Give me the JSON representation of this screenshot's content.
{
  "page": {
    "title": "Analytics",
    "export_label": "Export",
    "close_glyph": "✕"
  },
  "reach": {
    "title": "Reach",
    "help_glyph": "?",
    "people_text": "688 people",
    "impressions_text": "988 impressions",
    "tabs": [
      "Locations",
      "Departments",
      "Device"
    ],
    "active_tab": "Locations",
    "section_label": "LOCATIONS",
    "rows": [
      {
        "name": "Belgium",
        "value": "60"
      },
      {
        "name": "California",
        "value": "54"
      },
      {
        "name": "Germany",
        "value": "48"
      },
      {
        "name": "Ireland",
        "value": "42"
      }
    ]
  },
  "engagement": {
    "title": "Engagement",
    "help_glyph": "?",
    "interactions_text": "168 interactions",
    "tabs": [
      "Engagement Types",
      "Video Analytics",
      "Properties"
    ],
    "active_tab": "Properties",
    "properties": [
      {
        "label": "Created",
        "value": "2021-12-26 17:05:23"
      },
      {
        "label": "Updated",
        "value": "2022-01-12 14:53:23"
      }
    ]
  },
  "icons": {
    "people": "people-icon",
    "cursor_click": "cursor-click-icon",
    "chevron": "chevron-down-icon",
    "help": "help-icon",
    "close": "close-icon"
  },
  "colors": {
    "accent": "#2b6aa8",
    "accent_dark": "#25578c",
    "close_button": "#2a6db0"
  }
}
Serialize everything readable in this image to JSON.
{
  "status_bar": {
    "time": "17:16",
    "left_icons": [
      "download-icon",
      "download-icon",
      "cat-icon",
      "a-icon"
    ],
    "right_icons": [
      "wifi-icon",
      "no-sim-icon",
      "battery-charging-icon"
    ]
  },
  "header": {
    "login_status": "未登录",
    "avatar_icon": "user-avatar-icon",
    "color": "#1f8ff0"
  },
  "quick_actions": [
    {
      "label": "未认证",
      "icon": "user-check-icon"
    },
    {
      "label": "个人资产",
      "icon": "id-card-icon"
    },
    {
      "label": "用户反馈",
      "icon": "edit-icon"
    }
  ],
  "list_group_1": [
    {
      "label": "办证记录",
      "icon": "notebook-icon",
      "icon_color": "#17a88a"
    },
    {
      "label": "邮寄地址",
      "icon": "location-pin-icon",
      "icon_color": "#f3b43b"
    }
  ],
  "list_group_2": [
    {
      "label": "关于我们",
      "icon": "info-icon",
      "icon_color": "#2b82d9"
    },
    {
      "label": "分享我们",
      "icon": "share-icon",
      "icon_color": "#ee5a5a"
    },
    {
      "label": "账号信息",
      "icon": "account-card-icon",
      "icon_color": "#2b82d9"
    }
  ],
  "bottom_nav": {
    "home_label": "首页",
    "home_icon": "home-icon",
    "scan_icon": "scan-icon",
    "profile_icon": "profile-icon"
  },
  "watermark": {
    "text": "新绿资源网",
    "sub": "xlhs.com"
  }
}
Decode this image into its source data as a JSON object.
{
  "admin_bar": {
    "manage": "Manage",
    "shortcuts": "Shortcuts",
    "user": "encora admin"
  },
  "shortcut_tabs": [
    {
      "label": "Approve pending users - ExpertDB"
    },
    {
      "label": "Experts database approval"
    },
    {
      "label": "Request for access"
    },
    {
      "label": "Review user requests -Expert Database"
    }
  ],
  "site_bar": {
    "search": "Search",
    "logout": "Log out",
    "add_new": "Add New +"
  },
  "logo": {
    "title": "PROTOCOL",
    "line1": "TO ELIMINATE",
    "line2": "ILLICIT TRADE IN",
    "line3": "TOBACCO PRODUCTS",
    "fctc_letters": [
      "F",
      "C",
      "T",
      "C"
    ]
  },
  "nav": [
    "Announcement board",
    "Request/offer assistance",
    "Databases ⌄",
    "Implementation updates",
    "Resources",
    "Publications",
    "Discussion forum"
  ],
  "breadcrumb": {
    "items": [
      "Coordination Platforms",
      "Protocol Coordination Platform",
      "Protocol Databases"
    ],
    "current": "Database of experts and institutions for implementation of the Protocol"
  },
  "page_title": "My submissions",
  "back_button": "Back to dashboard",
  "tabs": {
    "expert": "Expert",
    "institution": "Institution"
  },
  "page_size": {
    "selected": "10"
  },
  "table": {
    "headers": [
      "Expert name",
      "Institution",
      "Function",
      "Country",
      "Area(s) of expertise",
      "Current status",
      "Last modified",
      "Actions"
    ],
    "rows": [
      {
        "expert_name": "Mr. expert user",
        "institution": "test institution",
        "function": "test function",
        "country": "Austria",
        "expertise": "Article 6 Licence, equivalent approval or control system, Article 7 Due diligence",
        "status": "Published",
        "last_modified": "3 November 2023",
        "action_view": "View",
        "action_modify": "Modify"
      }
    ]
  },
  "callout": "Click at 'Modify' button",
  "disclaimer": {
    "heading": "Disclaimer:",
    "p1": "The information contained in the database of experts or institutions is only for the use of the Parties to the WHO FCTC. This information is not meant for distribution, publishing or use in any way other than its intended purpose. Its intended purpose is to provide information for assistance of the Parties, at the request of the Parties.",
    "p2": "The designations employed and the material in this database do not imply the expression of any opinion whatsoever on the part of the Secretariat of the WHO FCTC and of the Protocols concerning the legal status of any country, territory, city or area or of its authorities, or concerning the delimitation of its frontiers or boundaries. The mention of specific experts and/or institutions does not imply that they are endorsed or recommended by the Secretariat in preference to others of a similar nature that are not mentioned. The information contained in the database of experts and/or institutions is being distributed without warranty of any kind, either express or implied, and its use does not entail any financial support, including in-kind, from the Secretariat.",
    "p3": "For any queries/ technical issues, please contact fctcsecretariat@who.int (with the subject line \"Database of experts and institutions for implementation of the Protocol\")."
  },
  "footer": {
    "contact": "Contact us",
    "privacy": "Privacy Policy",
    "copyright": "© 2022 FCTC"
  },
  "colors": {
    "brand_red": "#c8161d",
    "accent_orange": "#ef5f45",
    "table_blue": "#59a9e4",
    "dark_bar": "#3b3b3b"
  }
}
====================
Written task:
Identify the lines above with the word "Modify". Copy them.

Worked solution:
        "action_modify": "Modify"
  "callout": "Click at 'Modify' button",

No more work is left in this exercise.